-- GIVEN EXERCISE --
Pull out every line from the listing that has the word "Kentucky".

----

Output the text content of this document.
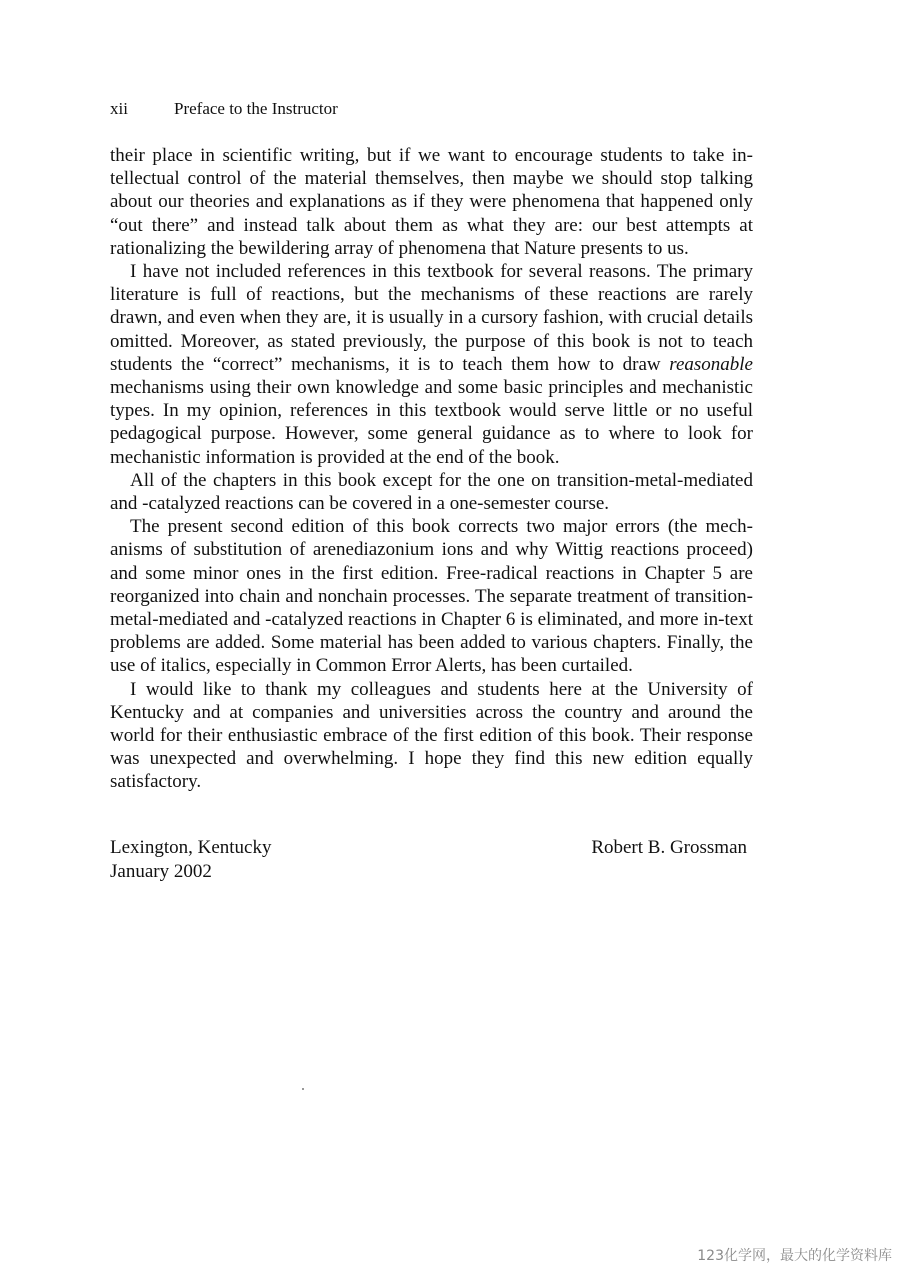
xii	Preface to the Instructor

their place in scientific writing, but if we want to encourage students to take intellectual control of the material themselves, then maybe we should stop talking about our theories and explanations as if they were phenomena that happened only “out there” and instead talk about them as what they are: our best attempts at rationalizing the bewildering array of phenomena that Nature presents to us.

I have not included references in this textbook for several reasons. The primary literature is full of reactions, but the mechanisms of these reactions are rarely drawn, and even when they are, it is usually in a cursory fashion, with crucial details omitted. Moreover, as stated previously, the purpose of this book is not to teach students the “correct” mechanisms, it is to teach them how to draw reasonable mechanisms using their own knowledge and some basic principles and mechanistic types. In my opinion, references in this textbook would serve little or no useful pedagogical purpose. However, some general guidance as to where to look for mechanistic information is provided at the end of the book.

All of the chapters in this book except for the one on transition-metal-mediated and -catalyzed reactions can be covered in a one-semester course.

The present second edition of this book corrects two major errors (the mechanisms of substitution of arenediazonium ions and why Wittig reactions proceed) and some minor ones in the first edition. Free-radical reactions in Chapter 5 are reorganized into chain and nonchain processes. The separate treatment of transition-metal-mediated and -catalyzed reactions in Chapter 6 is eliminated, and more in-text problems are added. Some material has been added to various chapters. Finally, the use of italics, especially in Common Error Alerts, has been curtailed.

I would like to thank my colleagues and students here at the University of Kentucky and at companies and universities across the country and around the world for their enthusiastic embrace of the first edition of this book. Their response was unexpected and overwhelming. I hope they find this new edition equally satisfactory.

Lexington, Kentucky
January 2002
Robert B. Grossman
123化学网，最大的化学资料库
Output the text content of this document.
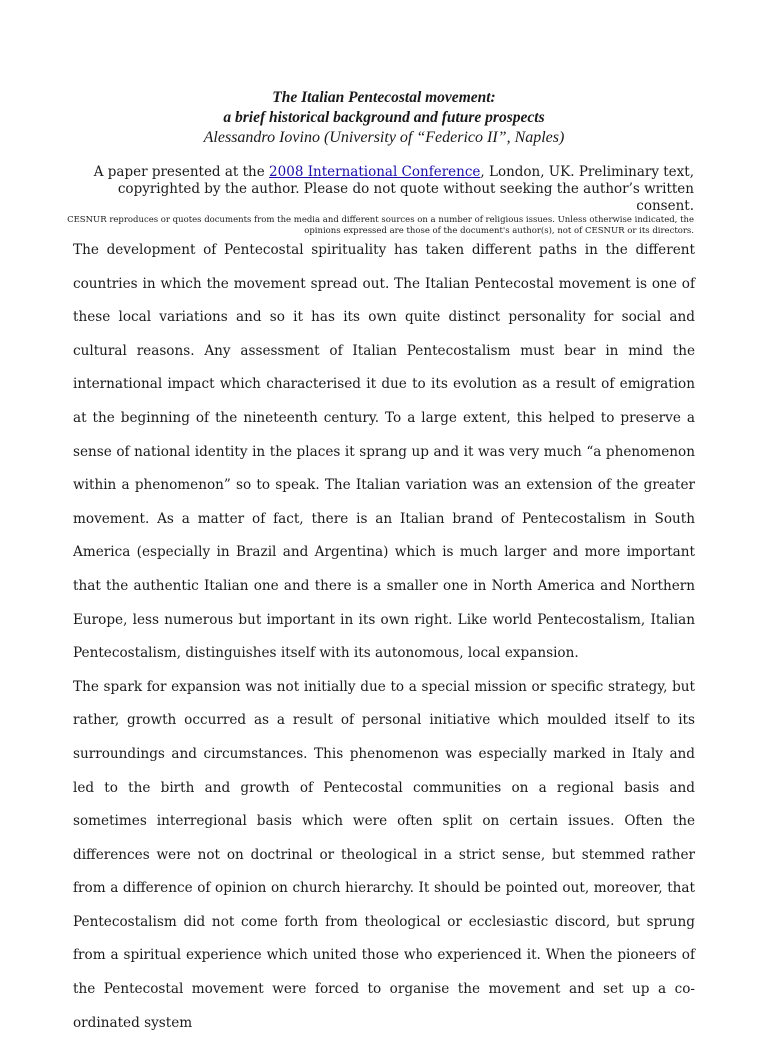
The Italian Pentecostal movement:
a brief historical background and future prospects
Alessandro Iovino (University of “Federico II”, Naples)
A paper presented at the 2008 International Conference, London, UK. Preliminary text, copyrighted by the author. Please do not quote without seeking the author’s written consent.
CESNUR reproduces or quotes documents from the media and different sources on a number of religious issues. Unless otherwise indicated, the opinions expressed are those of the document's author(s), not of CESNUR or its directors.

The development of Pentecostal spirituality has taken different paths in the different countries in which the movement spread out. The Italian Pentecostal movement is one of these local variations and so it has its own quite distinct personality for social and cultural reasons. Any assessment of Italian Pentecostalism must bear in mind the international impact which characterised it due to its evolution as a result of emigration at the beginning of the nineteenth century. To a large extent, this helped to preserve a sense of national identity in the places it sprang up and it was very much “a phenomenon within a phenomenon” so to speak. The Italian variation was an extension of the greater movement. As a matter of fact, there is an Italian brand of Pentecostalism in South America (especially in Brazil and Argentina) which is much larger and more important that the authentic Italian one and there is a smaller one in North America and Northern Europe, less numerous but important in its own right. Like world Pentecostalism, Italian Pentecostalism, distinguishes itself with its autonomous, local expansion.

The spark for expansion was not initially due to a special mission or specific strategy, but rather, growth occurred as a result of personal initiative which moulded itself to its surroundings and circumstances. This phenomenon was especially marked in Italy and led to the birth and growth of Pentecostal communities on a regional basis and sometimes interregional basis which were often split on certain issues. Often the differences were not on doctrinal or theological in a strict sense, but stemmed rather from a difference of opinion on church hierarchy. It should be pointed out, moreover, that Pentecostalism did not come forth from theological or ecclesiastic discord, but sprung from a spiritual experience which united those who experienced it. When the pioneers of the Pentecostal movement were forced to organise the movement and set up a co-ordinated system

----

-- RESULT OF THE TASK --
I would like to thank my colleagues and students here at the University of Kentucky and at companies and universities across the country and around the world for their enthusiastic embrace of the first edition of this book. Their response was unexpected and overwhelming. I hope they find this new edition equally satisfactory.
Lexington, Kentucky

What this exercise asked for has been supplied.